### Task inputs

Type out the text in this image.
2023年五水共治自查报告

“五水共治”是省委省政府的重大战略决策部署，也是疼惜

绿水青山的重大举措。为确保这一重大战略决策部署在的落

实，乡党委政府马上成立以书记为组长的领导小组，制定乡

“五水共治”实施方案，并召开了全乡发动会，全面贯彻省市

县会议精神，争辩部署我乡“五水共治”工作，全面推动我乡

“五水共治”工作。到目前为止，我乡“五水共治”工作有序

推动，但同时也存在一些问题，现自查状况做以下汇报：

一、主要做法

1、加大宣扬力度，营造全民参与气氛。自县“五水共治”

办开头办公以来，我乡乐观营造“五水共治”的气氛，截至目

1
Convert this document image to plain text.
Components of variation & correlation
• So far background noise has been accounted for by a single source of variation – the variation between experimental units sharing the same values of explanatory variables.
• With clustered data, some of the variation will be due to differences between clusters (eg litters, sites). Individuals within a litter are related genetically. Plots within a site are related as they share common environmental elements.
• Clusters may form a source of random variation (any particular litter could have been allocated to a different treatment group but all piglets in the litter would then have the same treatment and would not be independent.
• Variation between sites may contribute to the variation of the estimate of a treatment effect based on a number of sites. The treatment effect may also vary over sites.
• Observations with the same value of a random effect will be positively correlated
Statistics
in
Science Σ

######

**Exercise objective**: Copy all of the material word for word.

**Answer**:
Type out the text in this image.
2023年五水共治自查报告

“五水共治”是省委省政府的重大战略决策部署，也是疼惜

绿水青山的重大举措。为确保这一重大战略决策部署在的落

实，乡党委政府马上成立以书记为组长的领导小组，制定乡

“五水共治”实施方案，并召开了全乡发动会，全面贯彻省市

县会议精神，争辩部署我乡“五水共治”工作，全面推动我乡

“五水共治”工作。到目前为止，我乡“五水共治”工作有序

推动，但同时也存在一些问题，现自查状况做以下汇报：

一、主要做法

1、加大宣扬力度，营造全民参与气氛。自县“五水共治”

办开头办公以来，我乡乐观营造“五水共治”的气氛，截至目

1
Convert this document image to plain text.
Components of variation & correlation
• So far background noise has been accounted for by a single source of variation – the variation between experimental units sharing the same values of explanatory variables.
• With clustered data, some of the variation will be due to differences between clusters (eg litters, sites). Individuals within a litter are related genetically. Plots within a site are related as they share common environmental elements.
• Clusters may form a source of random variation (any particular litter could have been allocated to a different treatment group but all piglets in the litter would then have the same treatment and would not be independent.
• Variation between sites may contribute to the variation of the estimate of a treatment effect based on a number of sites. The treatment effect may also vary over sites.
• Observations with the same value of a random effect will be positively correlated
Statistics
in
Science Σ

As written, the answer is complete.